*Passage to read*.

******

UW-Stevens Point photographer winner in Nikon competition
A microscope photo by a University of Wisconsin-Stevens Point photographer is among the winning entries in the 2011 Nikon Small World International Photomicrography Competition.
Doug Moore’s image of agatized dinosaur bone was ranked 21st out of 1,700 entries from 68 countries and is included in the Nikon Small World 2012 calendar.
With the help and encouragement of UW-Stevens Point Zoology Lab Coordinator Betsy Graham and Professor Todd Huspeni, Moore used a stereomicroscope in the biology department to photograph the unpolished slab of 150-million-year-old dinosaur bone from Utah’s Morrison Formation. In the photo, radial crystalline agate spherulites have occupied individual cells.
A former naturalist and field biologist, Moore has been a photographer at UW-Stevens Point since 1984 and has taught nature photography workshops for 30 years. An avid “rock hound,” he has served as program chair for the Heart of Wisconsin Gem & Mineral Society since 1983 and is considered among the top agate collectors in the world.
The Nikon International Small World Competition first began in 1974 as a means to recognize and applaud the efforts of those involved with photography through the light microscope. Since then, Small World has become a leading showcase for photomicrographers from the widest array of scientific disciplines.
“A photomicrograph is a technical document that can be of great significance to science or industry. But a good photomicrograph is also an image whose structure, color, composition and content is an object of beauty, open to several levels of comprehension and appreciation,” said Moore.

******

*Data entries*.
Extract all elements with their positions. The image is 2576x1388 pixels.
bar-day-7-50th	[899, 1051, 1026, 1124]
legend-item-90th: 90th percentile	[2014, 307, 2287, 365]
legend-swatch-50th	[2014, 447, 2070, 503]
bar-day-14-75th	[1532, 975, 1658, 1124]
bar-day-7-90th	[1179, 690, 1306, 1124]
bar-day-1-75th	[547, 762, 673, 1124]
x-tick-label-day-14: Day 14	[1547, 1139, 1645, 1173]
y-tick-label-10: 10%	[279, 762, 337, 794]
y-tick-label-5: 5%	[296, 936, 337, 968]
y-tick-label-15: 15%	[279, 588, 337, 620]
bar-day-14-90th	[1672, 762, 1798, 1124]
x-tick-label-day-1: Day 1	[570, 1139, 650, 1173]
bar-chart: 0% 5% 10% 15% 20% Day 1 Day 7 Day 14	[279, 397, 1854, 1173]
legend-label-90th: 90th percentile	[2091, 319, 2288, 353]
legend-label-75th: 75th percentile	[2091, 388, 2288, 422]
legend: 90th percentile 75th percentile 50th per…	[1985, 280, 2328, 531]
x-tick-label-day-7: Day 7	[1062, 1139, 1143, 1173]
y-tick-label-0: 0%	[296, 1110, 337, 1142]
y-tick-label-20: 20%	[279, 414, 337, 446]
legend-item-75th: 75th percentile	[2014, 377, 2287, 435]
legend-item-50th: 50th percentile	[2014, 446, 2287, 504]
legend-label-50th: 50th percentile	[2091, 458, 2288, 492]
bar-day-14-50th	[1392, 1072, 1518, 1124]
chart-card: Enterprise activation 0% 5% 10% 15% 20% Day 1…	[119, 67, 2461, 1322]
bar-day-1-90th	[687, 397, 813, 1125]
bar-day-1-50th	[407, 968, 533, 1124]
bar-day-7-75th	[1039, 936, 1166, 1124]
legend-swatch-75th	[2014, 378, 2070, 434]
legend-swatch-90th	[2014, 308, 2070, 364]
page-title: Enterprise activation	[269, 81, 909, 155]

******

*Exercise aim*. According to the article about the Nikon competition, where in Utah did the dinosaur bone in Moore's photo come from? The records are separate material and have no connection to the article about the Nikon competition.

*Answer for the task*. The dinosaur bone came from Utah's Morrison Formation.